> [What is needed] Pull out each line of the items below that contains the string "selector", matching case exactly.
··· Data for this exercise ···
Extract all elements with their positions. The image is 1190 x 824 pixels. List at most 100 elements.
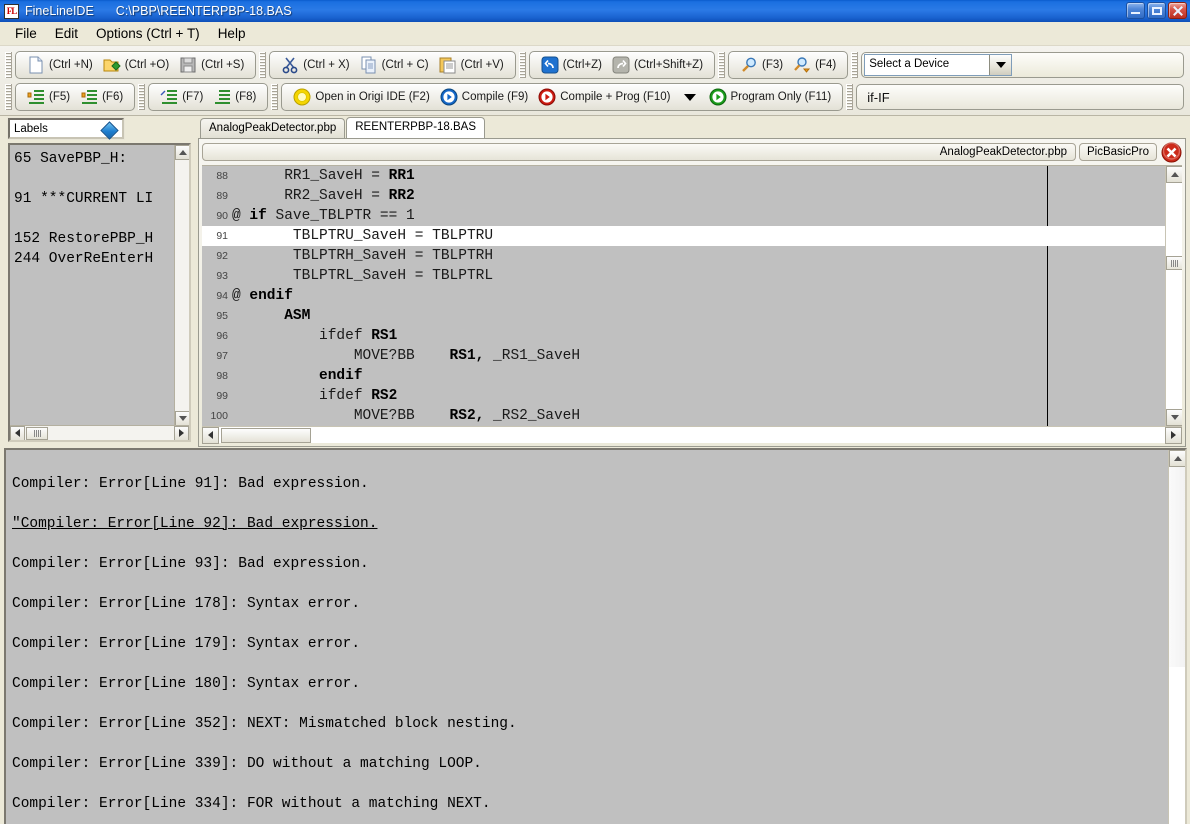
code-rows: 88 RR1_SaveH = RR1 89 RR2_SaveH = RR2 90… bbox=[202, 166, 1165, 426]
cut-button[interactable]: (Ctrl + X) bbox=[276, 53, 354, 77]
code-line[interactable]: 97 MOVE?BB RS1, _RS1_SaveH bbox=[202, 346, 1165, 366]
scroll-down-button[interactable] bbox=[175, 411, 190, 426]
code-scroll-left-button[interactable] bbox=[202, 427, 219, 444]
uncomment-button[interactable]: (F8) bbox=[208, 85, 261, 109]
output-scroll-up-button[interactable] bbox=[1169, 450, 1186, 467]
code-line[interactable]: 94 @ endif bbox=[202, 286, 1165, 306]
find-next-label: (F4) bbox=[815, 59, 836, 71]
redo-button[interactable]: (Ctrl+Shift+Z) bbox=[607, 53, 708, 77]
find-button[interactable]: (F3) bbox=[735, 53, 788, 77]
device-select[interactable]: Select a Device bbox=[864, 54, 1012, 76]
menu-item-edit[interactable]: Edit bbox=[46, 23, 87, 44]
indent-right-button[interactable]: (F5) bbox=[22, 85, 75, 109]
copy-button[interactable]: (Ctrl + C) bbox=[355, 53, 434, 77]
close-document-button[interactable] bbox=[1160, 142, 1182, 162]
code-scroll-down-button[interactable] bbox=[1166, 409, 1182, 426]
code-line[interactable]: 98 endif bbox=[202, 366, 1165, 386]
maximize-icon[interactable] bbox=[1147, 2, 1166, 19]
code-text-surface[interactable]: 88 RR1_SaveH = RR1 89 RR2_SaveH = RR2 90… bbox=[202, 166, 1165, 426]
code-line[interactable]: 93 TBLPTRL_SaveH = TBLPTRL bbox=[202, 266, 1165, 286]
save-file-button[interactable]: (Ctrl +S) bbox=[174, 53, 249, 77]
toolbar-grip-5[interactable] bbox=[851, 52, 858, 78]
output-scroll-track[interactable] bbox=[1169, 467, 1186, 667]
labels-vertical-scrollbar[interactable] bbox=[174, 145, 189, 426]
code-scroll-right-button[interactable] bbox=[1165, 427, 1182, 444]
labels-list[interactable]: 65 SavePBP_H: 91 ***CURRENT LI 152 Resto… bbox=[10, 145, 189, 440]
scroll-right-button[interactable] bbox=[174, 426, 189, 441]
code-line[interactable]: 89 RR2_SaveH = RR2 bbox=[202, 186, 1165, 206]
code-vertical-scrollbar[interactable] bbox=[1165, 166, 1182, 426]
toolbar-grip-3[interactable] bbox=[519, 52, 526, 78]
editor-path-bar[interactable]: AnalogPeakDetector.pbp bbox=[202, 143, 1076, 161]
toolbar-grip-4[interactable] bbox=[718, 52, 725, 78]
labels-horizontal-scrollbar[interactable] bbox=[10, 425, 189, 440]
code-scroll-up-button[interactable] bbox=[1166, 166, 1182, 183]
line-number: 88 bbox=[202, 170, 232, 182]
minimize-icon[interactable] bbox=[1126, 2, 1145, 19]
output-line[interactable]: Compiler: Error[Line 179]: Syntax error. bbox=[12, 634, 1168, 654]
output-line[interactable]: Compiler: Error[Line 180]: Syntax error. bbox=[12, 674, 1168, 694]
device-select-dropdown-button[interactable] bbox=[989, 55, 1011, 75]
comment-button[interactable]: (F7) bbox=[155, 85, 208, 109]
diamond-dropdown-icon[interactable] bbox=[100, 121, 118, 139]
code-line[interactable]: 88 RR1_SaveH = RR1 bbox=[202, 166, 1165, 186]
code-line[interactable]: 90 @ if Save_TBLPTR == 1 bbox=[202, 206, 1165, 226]
code-horizontal-scrollbar[interactable] bbox=[202, 426, 1182, 443]
output-line[interactable]: Compiler: Error[Line 334]: FOR without a… bbox=[12, 794, 1168, 814]
list-item[interactable]: 244 OverReEnterH bbox=[14, 249, 189, 269]
indent-left-button[interactable]: (F6) bbox=[75, 85, 128, 109]
undo-button[interactable]: (Ctrl+Z) bbox=[536, 53, 607, 77]
code-line-current[interactable]: 91 TBLPTRU_SaveH = TBLPTRU bbox=[202, 226, 1165, 246]
open-in-original-ide-button[interactable]: Open in Origi IDE (F2) bbox=[288, 85, 434, 109]
code-horizontal-scroll-thumb[interactable] bbox=[221, 428, 311, 443]
menu-item-options[interactable]: Options (Ctrl + T) bbox=[87, 23, 209, 44]
code-line[interactable]: 92 TBLPTRH_SaveH = TBLPTRH bbox=[202, 246, 1165, 266]
toolbar-grip-9[interactable] bbox=[846, 84, 853, 110]
redo-label: (Ctrl+Shift+Z) bbox=[634, 59, 703, 71]
list-item[interactable]: 91 ***CURRENT LI bbox=[14, 189, 189, 209]
output-line[interactable]: Compiler: Error[Line 352]: NEXT: Mismatc… bbox=[12, 714, 1168, 734]
menu-item-file[interactable]: File bbox=[6, 23, 46, 44]
code-line[interactable]: 99 ifdef RS2 bbox=[202, 386, 1165, 406]
toolbar-grip-6[interactable] bbox=[5, 84, 12, 110]
output-line[interactable]: Compiler: Error[Line 339]: DO without a … bbox=[12, 754, 1168, 774]
redo-icon bbox=[612, 56, 630, 74]
output-line[interactable]: Compiler: Error[Line 178]: Syntax error. bbox=[12, 594, 1168, 614]
tab-reenterpbp[interactable]: REENTERPBP-18.BAS bbox=[346, 117, 485, 138]
toolbar-grip-2[interactable] bbox=[259, 52, 266, 78]
compile-and-program-button[interactable]: Compile + Prog (F10) bbox=[533, 85, 675, 109]
labels-selector[interactable]: Labels bbox=[8, 118, 124, 139]
output-line[interactable]: Compiler: Error[Line 93]: Bad expression… bbox=[12, 554, 1168, 574]
compile-button[interactable]: Compile (F9) bbox=[435, 85, 533, 109]
output-vertical-scrollbar[interactable] bbox=[1168, 450, 1185, 824]
comment-label: (F7) bbox=[182, 91, 203, 103]
find-next-button[interactable]: (F4) bbox=[788, 53, 841, 77]
toolbar-grip[interactable] bbox=[5, 52, 12, 78]
horizontal-scroll-thumb[interactable] bbox=[26, 427, 48, 440]
list-item[interactable]: 65 SavePBP_H: bbox=[14, 149, 189, 169]
scroll-left-button[interactable] bbox=[10, 426, 25, 441]
new-file-button[interactable]: (Ctrl +N) bbox=[22, 53, 98, 77]
paste-button[interactable]: (Ctrl +V) bbox=[434, 53, 509, 77]
tab-analogpeakdetector[interactable]: AnalogPeakDetector.pbp bbox=[200, 118, 345, 138]
code-line[interactable]: 100 MOVE?BB RS2, _RS2_SaveH bbox=[202, 406, 1165, 426]
code-line[interactable]: 96 ifdef RS1 bbox=[202, 326, 1165, 346]
scroll-up-button[interactable] bbox=[175, 145, 190, 160]
compiler-selector-button[interactable]: PicBasicPro bbox=[1079, 143, 1157, 161]
indent-right-icon bbox=[27, 88, 45, 106]
code-vertical-scroll-thumb[interactable] bbox=[1166, 256, 1182, 270]
toolbar-grip-7[interactable] bbox=[138, 84, 145, 110]
find-next-magnifier-icon bbox=[793, 56, 811, 74]
open-file-button[interactable]: (Ctrl +O) bbox=[98, 53, 174, 77]
list-item[interactable]: 152 RestorePBP_H bbox=[14, 229, 189, 249]
compiler-output-text[interactable]: Compiler: Error[Line 91]: Bad expression… bbox=[6, 450, 1168, 824]
menu-item-help[interactable]: Help bbox=[209, 23, 255, 44]
output-line[interactable]: Compiler: Error[Line 91]: Bad expression… bbox=[12, 474, 1168, 494]
output-line-selected[interactable]: "Compiler: Error[Line 92]: Bad expressio… bbox=[12, 514, 1168, 534]
close-icon[interactable] bbox=[1168, 2, 1187, 19]
build-options-dropdown[interactable] bbox=[676, 85, 704, 109]
code-line[interactable]: 95 ASM bbox=[202, 306, 1165, 326]
save-file-label: (Ctrl +S) bbox=[201, 59, 244, 71]
toolbar-grip-8[interactable] bbox=[271, 84, 278, 110]
program-only-button[interactable]: Program Only (F11) bbox=[704, 85, 837, 109]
···
> [Exercise result]
labels-selector[interactable]: Labels bbox=[8, 118, 124, 139]
compiler-selector-button[interactable]: PicBasicPro bbox=[1079, 143, 1157, 161]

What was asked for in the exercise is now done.